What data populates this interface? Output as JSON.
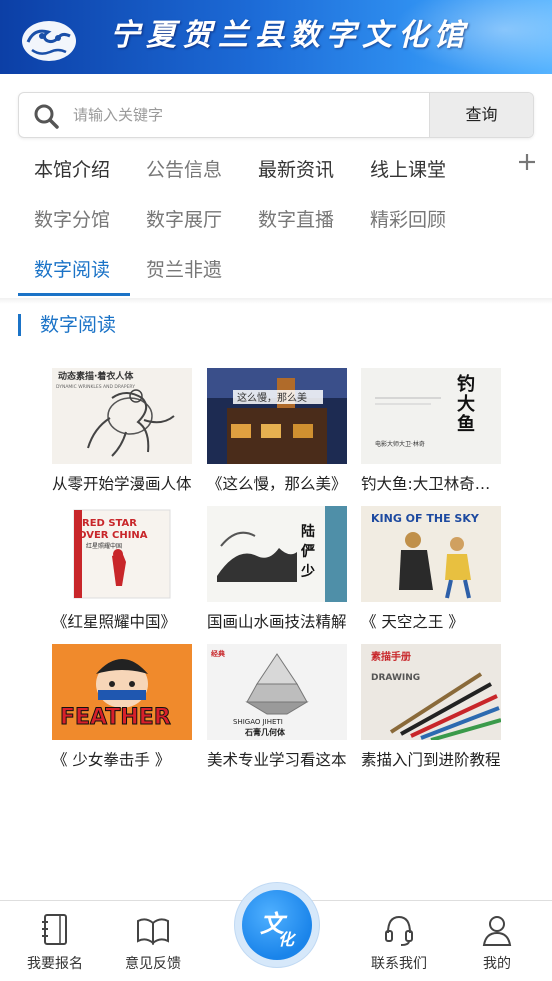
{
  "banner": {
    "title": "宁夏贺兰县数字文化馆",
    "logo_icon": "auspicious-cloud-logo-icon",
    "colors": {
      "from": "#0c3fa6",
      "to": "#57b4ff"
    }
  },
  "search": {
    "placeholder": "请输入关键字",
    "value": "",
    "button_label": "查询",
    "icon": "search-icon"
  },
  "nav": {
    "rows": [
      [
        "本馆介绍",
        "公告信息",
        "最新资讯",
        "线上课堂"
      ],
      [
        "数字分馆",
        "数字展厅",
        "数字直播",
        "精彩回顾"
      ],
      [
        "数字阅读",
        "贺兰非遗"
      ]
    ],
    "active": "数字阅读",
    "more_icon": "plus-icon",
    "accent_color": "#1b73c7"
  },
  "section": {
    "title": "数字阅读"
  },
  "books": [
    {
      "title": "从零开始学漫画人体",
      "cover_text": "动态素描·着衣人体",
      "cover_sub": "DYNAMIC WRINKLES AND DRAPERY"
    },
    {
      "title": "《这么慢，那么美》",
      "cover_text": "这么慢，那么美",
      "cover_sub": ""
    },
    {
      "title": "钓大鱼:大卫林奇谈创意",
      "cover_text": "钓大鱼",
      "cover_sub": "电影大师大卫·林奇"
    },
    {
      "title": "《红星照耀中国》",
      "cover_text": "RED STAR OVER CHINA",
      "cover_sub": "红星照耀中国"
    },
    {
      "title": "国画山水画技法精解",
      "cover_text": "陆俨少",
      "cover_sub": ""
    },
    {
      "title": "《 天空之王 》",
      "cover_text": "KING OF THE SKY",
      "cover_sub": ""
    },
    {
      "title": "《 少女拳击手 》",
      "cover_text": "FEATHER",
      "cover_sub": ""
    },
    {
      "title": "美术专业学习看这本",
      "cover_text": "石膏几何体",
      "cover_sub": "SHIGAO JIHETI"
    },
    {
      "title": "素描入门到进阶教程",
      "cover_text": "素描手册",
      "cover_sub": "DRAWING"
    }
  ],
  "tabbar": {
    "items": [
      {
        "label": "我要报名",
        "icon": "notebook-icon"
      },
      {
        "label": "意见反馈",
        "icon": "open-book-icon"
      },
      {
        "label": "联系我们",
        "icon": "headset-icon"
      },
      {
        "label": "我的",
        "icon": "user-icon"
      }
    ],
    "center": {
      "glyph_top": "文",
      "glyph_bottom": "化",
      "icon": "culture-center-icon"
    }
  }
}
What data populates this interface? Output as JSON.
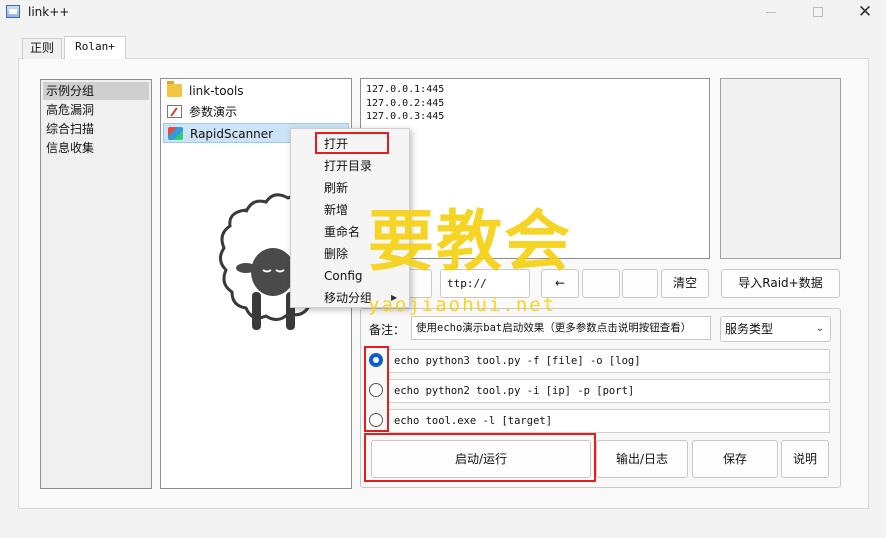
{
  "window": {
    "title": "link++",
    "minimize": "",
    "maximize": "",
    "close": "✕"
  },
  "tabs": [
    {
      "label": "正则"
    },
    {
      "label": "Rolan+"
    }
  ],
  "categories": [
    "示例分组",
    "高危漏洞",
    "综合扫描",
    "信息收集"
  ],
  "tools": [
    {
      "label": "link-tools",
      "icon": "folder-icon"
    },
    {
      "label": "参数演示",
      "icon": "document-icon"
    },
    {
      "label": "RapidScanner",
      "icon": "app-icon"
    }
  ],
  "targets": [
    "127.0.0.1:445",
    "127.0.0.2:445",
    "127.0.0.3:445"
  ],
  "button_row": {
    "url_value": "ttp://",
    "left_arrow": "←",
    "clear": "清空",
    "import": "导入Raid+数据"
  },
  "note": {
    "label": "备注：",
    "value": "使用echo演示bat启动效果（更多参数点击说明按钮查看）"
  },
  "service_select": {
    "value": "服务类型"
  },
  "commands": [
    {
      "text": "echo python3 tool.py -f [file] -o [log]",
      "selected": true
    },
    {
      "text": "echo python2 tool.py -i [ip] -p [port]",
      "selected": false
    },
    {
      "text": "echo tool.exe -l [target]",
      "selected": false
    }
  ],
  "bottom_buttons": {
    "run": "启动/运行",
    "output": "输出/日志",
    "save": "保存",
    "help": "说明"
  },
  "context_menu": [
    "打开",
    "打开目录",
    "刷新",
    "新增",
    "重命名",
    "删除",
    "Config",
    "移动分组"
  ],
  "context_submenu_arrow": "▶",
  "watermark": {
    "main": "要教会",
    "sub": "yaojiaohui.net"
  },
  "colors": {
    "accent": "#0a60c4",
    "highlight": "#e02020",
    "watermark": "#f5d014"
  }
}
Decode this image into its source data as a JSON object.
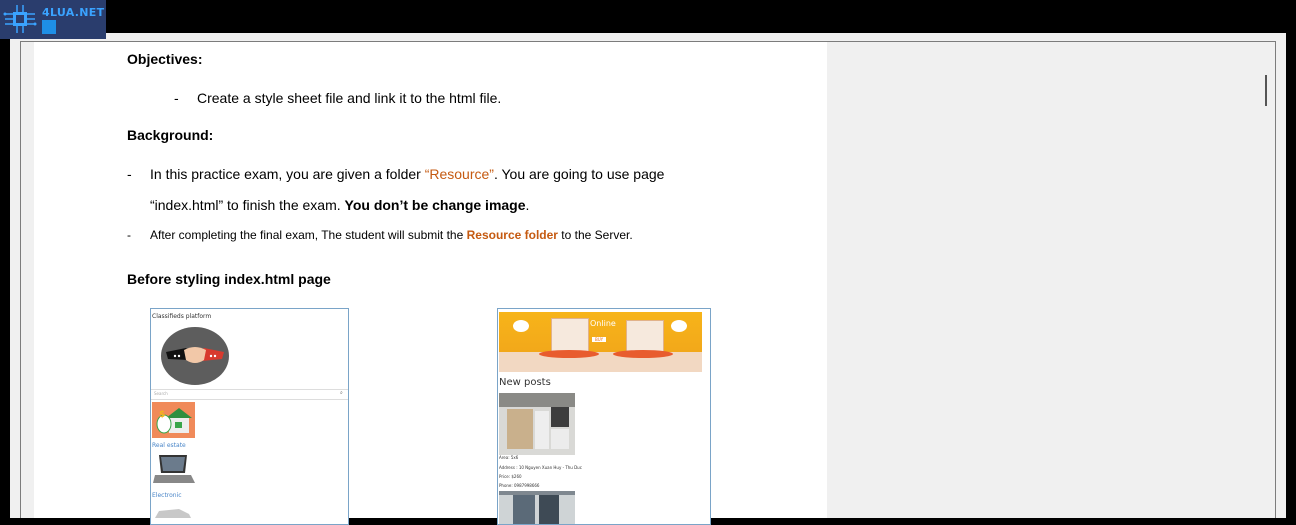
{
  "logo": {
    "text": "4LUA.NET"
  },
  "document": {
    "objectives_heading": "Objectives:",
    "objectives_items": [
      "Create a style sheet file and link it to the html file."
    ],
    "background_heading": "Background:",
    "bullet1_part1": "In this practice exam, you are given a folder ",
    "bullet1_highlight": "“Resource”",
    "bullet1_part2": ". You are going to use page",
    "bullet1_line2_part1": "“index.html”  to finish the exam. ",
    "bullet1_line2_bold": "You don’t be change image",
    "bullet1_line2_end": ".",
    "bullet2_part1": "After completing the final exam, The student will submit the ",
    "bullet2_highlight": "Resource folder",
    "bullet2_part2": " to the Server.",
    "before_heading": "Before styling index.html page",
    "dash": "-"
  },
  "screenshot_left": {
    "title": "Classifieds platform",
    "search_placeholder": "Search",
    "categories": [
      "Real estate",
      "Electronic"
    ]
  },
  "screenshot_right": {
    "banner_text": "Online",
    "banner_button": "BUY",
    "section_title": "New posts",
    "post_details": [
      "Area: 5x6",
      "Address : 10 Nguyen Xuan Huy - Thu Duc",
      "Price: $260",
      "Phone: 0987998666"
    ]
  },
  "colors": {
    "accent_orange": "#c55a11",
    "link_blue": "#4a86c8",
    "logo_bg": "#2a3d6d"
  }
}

▸ **Task directions**
All the lines above are to be given again exactly as they read, with the pictures removed.

▸ **Result of the task**
What data populates this interface? Output as JSON.
{
  "banner": {
    "title": "宁夏贺兰县数字文化馆",
    "logo_icon": "auspicious-cloud-logo-icon",
    "colors": {
      "from": "#0c3fa6",
      "to": "#57b4ff"
    }
  },
  "search": {
    "placeholder": "请输入关键字",
    "value": "",
    "button_label": "查询",
    "icon": "search-icon"
  },
  "nav": {
    "rows": [
      [
        "本馆介绍",
        "公告信息",
        "最新资讯",
        "线上课堂"
      ],
      [
        "数字分馆",
        "数字展厅",
        "数字直播",
        "精彩回顾"
      ],
      [
        "数字阅读",
        "贺兰非遗"
      ]
    ],
    "active": "数字阅读",
    "more_icon": "plus-icon",
    "accent_color": "#1b73c7"
  },
  "section": {
    "title": "数字阅读"
  },
  "books": [
    {
      "title": "从零开始学漫画人体",
      "cover_text": "动态素描·着衣人体",
      "cover_sub": "DYNAMIC WRINKLES AND DRAPERY"
    },
    {
      "title": "《这么慢，那么美》",
      "cover_text": "这么慢，那么美",
      "cover_sub": ""
    },
    {
      "title": "钓大鱼:大卫林奇谈创意",
      "cover_text": "钓大鱼",
      "cover_sub": "电影大师大卫·林奇"
    },
    {
      "title": "《红星照耀中国》",
      "cover_text": "RED STAR OVER CHINA",
      "cover_sub": "红星照耀中国"
    },
    {
      "title": "国画山水画技法精解",
      "cover_text": "陆俨少",
      "cover_sub": ""
    },
    {
      "title": "《 天空之王 》",
      "cover_text": "KING OF THE SKY",
      "cover_sub": ""
    },
    {
      "title": "《 少女拳击手 》",
      "cover_text": "FEATHER",
      "cover_sub": ""
    },
    {
      "title": "美术专业学习看这本",
      "cover_text": "石膏几何体",
      "cover_sub": "SHIGAO JIHETI"
    },
    {
      "title": "素描入门到进阶教程",
      "cover_text": "素描手册",
      "cover_sub": "DRAWING"
    }
  ],
  "tabbar": {
    "items": [
      {
        "label": "我要报名",
        "icon": "notebook-icon"
      },
      {
        "label": "意见反馈",
        "icon": "open-book-icon"
      },
      {
        "label": "联系我们",
        "icon": "headset-icon"
      },
      {
        "label": "我的",
        "icon": "user-icon"
      }
    ],
    "center": {
      "glyph_top": "文",
      "glyph_bottom": "化",
      "icon": "culture-center-icon"
    }
  }
}
What data populates this interface? Output as JSON.
{
  "window": {
    "title": "link++",
    "minimize": "",
    "maximize": "",
    "close": "✕"
  },
  "tabs": [
    {
      "label": "正则"
    },
    {
      "label": "Rolan+"
    }
  ],
  "categories": [
    "示例分组",
    "高危漏洞",
    "综合扫描",
    "信息收集"
  ],
  "tools": [
    {
      "label": "link-tools",
      "icon": "folder-icon"
    },
    {
      "label": "参数演示",
      "icon": "document-icon"
    },
    {
      "label": "RapidScanner",
      "icon": "app-icon"
    }
  ],
  "targets": [
    "127.0.0.1:445",
    "127.0.0.2:445",
    "127.0.0.3:445"
  ],
  "button_row": {
    "url_value": "ttp://",
    "left_arrow": "←",
    "clear": "清空",
    "import": "导入Raid+数据"
  },
  "note": {
    "label": "备注：",
    "value": "使用echo演示bat启动效果（更多参数点击说明按钮查看）"
  },
  "service_select": {
    "value": "服务类型"
  },
  "commands": [
    {
      "text": "echo python3 tool.py -f [file] -o [log]",
      "selected": true
    },
    {
      "text": "echo python2 tool.py -i [ip] -p [port]",
      "selected": false
    },
    {
      "text": "echo tool.exe -l [target]",
      "selected": false
    }
  ],
  "bottom_buttons": {
    "run": "启动/运行",
    "output": "输出/日志",
    "save": "保存",
    "help": "说明"
  },
  "context_menu": [
    "打开",
    "打开目录",
    "刷新",
    "新增",
    "重命名",
    "删除",
    "Config",
    "移动分组"
  ],
  "context_submenu_arrow": "▶",
  "watermark": {
    "main": "要教会",
    "sub": "yaojiaohui.net"
  },
  "colors": {
    "accent": "#0a60c4",
    "highlight": "#e02020",
    "watermark": "#f5d014"
  }
}
Decode this image into its source data as a JSON object.
{
  "logo": {
    "text": "4LUA.NET"
  },
  "document": {
    "objectives_heading": "Objectives:",
    "objectives_items": [
      "Create a style sheet file and link it to the html file."
    ],
    "background_heading": "Background:",
    "bullet1_part1": "In this practice exam, you are given a folder ",
    "bullet1_highlight": "“Resource”",
    "bullet1_part2": ". You are going to use page",
    "bullet1_line2_part1": "“index.html”  to finish the exam. ",
    "bullet1_line2_bold": "You don’t be change image",
    "bullet1_line2_end": ".",
    "bullet2_part1": "After completing the final exam, The student will submit the ",
    "bullet2_highlight": "Resource folder",
    "bullet2_part2": " to the Server.",
    "before_heading": "Before styling index.html page",
    "dash": "-"
  },
  "screenshot_left": {
    "title": "Classifieds platform",
    "search_placeholder": "Search",
    "categories": [
      "Real estate",
      "Electronic"
    ]
  },
  "screenshot_right": {
    "banner_text": "Online",
    "banner_button": "BUY",
    "section_title": "New posts",
    "post_details": [
      "Area: 5x6",
      "Address : 10 Nguyen Xuan Huy - Thu Duc",
      "Price: $260",
      "Phone: 0987998666"
    ]
  },
  "colors": {
    "accent_orange": "#c55a11",
    "link_blue": "#4a86c8",
    "logo_bg": "#2a3d6d"
  }
}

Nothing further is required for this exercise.